[Dataset items]
******************************
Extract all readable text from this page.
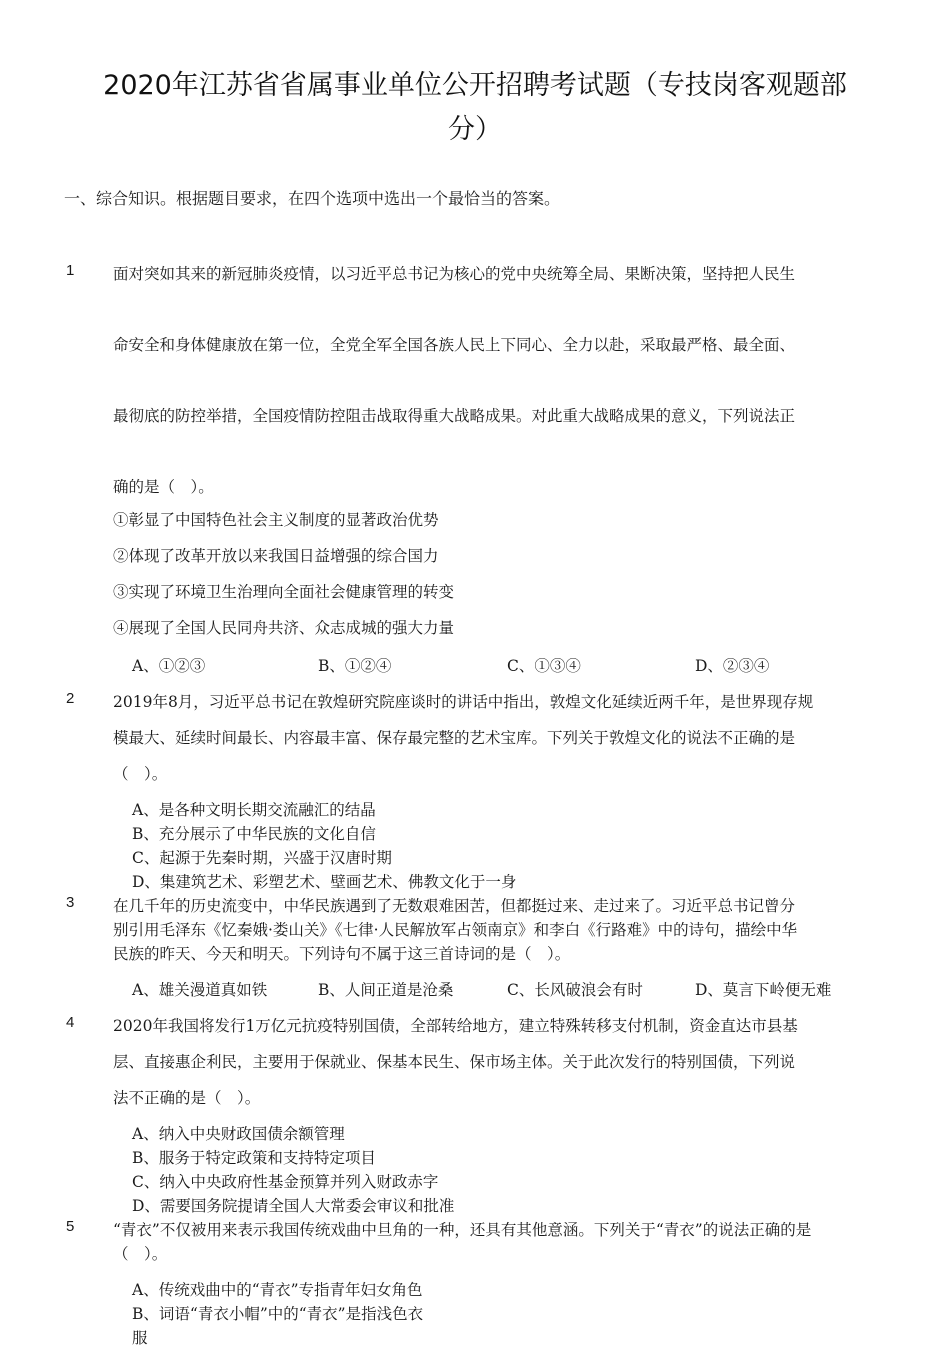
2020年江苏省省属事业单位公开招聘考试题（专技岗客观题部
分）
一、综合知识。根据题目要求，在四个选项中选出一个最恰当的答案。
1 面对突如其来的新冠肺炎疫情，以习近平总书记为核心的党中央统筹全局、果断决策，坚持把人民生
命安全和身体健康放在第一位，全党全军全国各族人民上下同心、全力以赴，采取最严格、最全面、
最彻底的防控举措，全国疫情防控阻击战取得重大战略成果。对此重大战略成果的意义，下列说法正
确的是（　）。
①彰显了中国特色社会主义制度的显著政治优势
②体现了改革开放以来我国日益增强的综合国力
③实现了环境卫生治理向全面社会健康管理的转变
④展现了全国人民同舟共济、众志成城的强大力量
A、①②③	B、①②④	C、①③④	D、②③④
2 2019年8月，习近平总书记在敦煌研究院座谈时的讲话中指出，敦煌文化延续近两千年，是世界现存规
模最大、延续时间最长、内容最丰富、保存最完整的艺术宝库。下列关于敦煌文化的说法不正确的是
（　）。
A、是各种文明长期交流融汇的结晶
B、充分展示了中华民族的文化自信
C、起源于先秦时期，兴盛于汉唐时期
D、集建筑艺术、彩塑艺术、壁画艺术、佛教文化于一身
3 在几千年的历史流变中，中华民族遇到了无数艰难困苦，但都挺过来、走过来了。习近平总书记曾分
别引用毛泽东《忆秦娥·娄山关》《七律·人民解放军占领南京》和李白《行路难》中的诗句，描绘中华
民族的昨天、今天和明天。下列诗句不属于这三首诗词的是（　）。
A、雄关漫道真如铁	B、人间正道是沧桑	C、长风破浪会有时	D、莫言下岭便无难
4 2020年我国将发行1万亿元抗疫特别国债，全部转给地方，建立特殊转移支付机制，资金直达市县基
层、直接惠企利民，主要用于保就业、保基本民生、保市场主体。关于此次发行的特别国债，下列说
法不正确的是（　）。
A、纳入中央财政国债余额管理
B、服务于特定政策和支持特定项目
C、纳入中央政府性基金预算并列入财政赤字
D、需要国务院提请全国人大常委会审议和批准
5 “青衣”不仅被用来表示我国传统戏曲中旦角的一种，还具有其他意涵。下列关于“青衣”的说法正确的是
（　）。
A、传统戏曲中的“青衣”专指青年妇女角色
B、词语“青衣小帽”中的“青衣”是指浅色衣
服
******************************
> What this task involves
Restate the data above word for word. Do not include the images.

> Finished answer
Extract all readable text from this page.
2020年江苏省省属事业单位公开招聘考试题（专技岗客观题部
分）
一、综合知识。根据题目要求，在四个选项中选出一个最恰当的答案。
1 面对突如其来的新冠肺炎疫情，以习近平总书记为核心的党中央统筹全局、果断决策，坚持把人民生
命安全和身体健康放在第一位，全党全军全国各族人民上下同心、全力以赴，采取最严格、最全面、
最彻底的防控举措，全国疫情防控阻击战取得重大战略成果。对此重大战略成果的意义，下列说法正
确的是（　）。
①彰显了中国特色社会主义制度的显著政治优势
②体现了改革开放以来我国日益增强的综合国力
③实现了环境卫生治理向全面社会健康管理的转变
④展现了全国人民同舟共济、众志成城的强大力量
A、①②③	B、①②④	C、①③④	D、②③④
2 2019年8月，习近平总书记在敦煌研究院座谈时的讲话中指出，敦煌文化延续近两千年，是世界现存规
模最大、延续时间最长、内容最丰富、保存最完整的艺术宝库。下列关于敦煌文化的说法不正确的是
（　）。
A、是各种文明长期交流融汇的结晶
B、充分展示了中华民族的文化自信
C、起源于先秦时期，兴盛于汉唐时期
D、集建筑艺术、彩塑艺术、壁画艺术、佛教文化于一身
3 在几千年的历史流变中，中华民族遇到了无数艰难困苦，但都挺过来、走过来了。习近平总书记曾分
别引用毛泽东《忆秦娥·娄山关》《七律·人民解放军占领南京》和李白《行路难》中的诗句，描绘中华
民族的昨天、今天和明天。下列诗句不属于这三首诗词的是（　）。
A、雄关漫道真如铁	B、人间正道是沧桑	C、长风破浪会有时	D、莫言下岭便无难
4 2020年我国将发行1万亿元抗疫特别国债，全部转给地方，建立特殊转移支付机制，资金直达市县基
层、直接惠企利民，主要用于保就业、保基本民生、保市场主体。关于此次发行的特别国债，下列说
法不正确的是（　）。
A、纳入中央财政国债余额管理
B、服务于特定政策和支持特定项目
C、纳入中央政府性基金预算并列入财政赤字
D、需要国务院提请全国人大常委会审议和批准
5 “青衣”不仅被用来表示我国传统戏曲中旦角的一种，还具有其他意涵。下列关于“青衣”的说法正确的是
（　）。
A、传统戏曲中的“青衣”专指青年妇女角色
B、词语“青衣小帽”中的“青衣”是指浅色衣
服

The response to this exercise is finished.